[JOB]: Give only the number of lines in the data that include the string "suffix".

[DATA EXTRACT]:
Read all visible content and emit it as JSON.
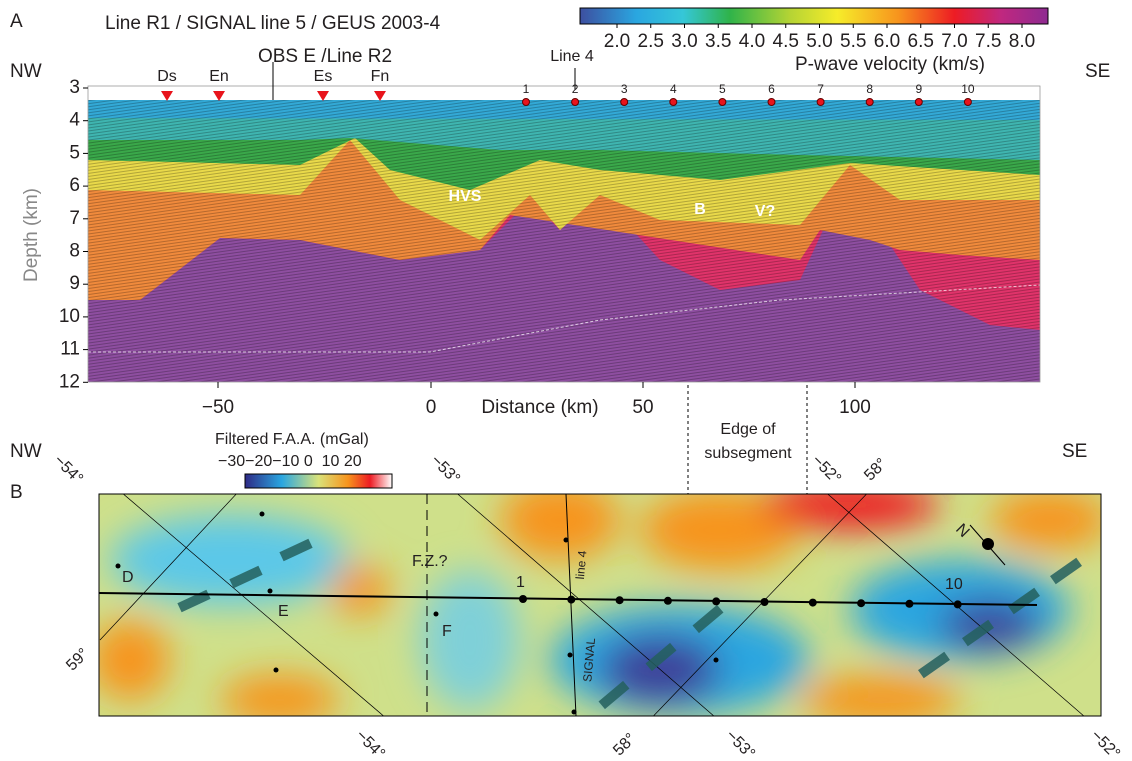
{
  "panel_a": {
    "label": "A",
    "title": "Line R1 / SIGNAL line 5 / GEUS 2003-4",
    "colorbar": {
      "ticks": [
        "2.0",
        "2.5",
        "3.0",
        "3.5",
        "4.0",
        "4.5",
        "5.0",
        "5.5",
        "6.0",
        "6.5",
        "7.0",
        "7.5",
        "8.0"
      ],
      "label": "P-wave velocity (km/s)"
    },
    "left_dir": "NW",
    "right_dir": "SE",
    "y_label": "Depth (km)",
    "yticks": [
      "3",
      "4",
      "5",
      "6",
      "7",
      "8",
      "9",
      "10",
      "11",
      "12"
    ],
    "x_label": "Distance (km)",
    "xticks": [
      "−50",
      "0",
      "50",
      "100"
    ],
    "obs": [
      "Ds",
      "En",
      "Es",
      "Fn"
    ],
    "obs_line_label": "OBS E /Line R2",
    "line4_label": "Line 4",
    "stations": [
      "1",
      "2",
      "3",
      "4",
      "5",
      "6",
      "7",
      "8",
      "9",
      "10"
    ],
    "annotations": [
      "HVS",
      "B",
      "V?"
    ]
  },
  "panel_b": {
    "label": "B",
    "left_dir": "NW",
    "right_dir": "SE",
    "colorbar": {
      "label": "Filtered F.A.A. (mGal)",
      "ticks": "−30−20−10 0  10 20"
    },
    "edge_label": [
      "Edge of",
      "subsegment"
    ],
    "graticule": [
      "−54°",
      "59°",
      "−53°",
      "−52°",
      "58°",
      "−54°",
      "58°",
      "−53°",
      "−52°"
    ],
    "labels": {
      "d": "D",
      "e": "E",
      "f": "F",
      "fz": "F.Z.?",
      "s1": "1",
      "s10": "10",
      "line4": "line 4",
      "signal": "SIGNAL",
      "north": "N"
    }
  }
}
--
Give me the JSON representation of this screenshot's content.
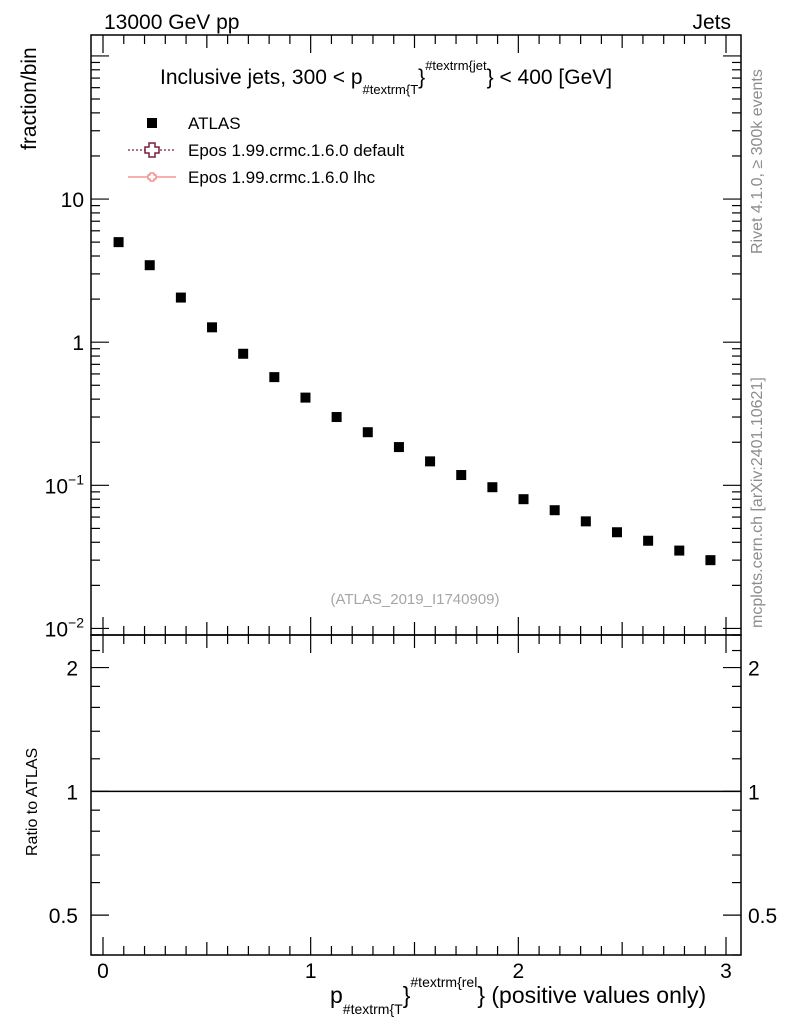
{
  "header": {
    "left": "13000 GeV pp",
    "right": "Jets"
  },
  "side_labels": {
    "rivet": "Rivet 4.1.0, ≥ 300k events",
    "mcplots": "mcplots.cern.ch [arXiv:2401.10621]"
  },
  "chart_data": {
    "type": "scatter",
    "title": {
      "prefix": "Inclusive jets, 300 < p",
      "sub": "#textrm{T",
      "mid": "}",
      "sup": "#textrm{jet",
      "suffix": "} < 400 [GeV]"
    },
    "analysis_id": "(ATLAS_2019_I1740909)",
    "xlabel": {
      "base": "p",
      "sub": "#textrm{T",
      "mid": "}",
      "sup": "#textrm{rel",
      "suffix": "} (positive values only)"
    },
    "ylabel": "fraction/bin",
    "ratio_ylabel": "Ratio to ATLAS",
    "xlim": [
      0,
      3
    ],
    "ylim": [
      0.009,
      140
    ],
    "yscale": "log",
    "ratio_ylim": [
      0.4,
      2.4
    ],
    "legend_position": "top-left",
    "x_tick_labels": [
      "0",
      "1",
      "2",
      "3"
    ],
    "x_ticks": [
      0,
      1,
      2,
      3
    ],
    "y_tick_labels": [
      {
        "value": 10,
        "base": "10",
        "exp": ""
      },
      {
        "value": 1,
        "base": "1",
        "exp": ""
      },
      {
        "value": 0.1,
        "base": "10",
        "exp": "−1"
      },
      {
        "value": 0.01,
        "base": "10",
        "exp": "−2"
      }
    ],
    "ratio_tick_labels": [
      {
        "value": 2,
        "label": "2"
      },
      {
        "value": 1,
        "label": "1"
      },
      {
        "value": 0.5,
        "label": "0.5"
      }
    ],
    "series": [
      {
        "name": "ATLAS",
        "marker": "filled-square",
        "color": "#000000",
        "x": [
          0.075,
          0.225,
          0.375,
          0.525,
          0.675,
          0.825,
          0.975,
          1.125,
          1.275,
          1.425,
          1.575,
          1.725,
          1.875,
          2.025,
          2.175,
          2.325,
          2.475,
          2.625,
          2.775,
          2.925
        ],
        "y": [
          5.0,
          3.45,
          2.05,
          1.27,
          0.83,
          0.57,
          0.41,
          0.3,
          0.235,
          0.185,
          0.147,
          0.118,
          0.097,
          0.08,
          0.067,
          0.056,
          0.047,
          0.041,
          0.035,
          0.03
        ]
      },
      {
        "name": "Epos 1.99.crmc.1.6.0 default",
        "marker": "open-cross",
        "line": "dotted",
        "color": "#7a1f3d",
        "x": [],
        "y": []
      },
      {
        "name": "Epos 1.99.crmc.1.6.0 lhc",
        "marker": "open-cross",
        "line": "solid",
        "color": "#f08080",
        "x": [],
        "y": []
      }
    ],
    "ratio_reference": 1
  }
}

[THE ANSWER]: 2